--- Records for this exercise ---
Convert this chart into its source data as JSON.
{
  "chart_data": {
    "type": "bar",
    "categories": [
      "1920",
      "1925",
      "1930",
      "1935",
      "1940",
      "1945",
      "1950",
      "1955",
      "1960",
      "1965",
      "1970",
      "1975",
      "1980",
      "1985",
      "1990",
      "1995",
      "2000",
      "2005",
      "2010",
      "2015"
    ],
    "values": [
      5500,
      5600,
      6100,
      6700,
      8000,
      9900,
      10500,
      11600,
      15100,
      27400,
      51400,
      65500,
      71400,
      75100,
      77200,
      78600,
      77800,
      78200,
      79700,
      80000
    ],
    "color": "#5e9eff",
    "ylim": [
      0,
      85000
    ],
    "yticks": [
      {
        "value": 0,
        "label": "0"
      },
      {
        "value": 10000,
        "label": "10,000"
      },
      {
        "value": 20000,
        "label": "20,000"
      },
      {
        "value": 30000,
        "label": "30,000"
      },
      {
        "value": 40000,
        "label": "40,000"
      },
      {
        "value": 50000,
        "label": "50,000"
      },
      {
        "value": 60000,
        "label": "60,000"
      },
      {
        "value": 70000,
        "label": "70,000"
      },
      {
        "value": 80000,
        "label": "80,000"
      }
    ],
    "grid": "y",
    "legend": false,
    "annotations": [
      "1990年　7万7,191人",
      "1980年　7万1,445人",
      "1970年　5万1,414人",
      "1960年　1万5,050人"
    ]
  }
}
---
Count the lines in the entries that hold the word "label", and give nothing but the total.

9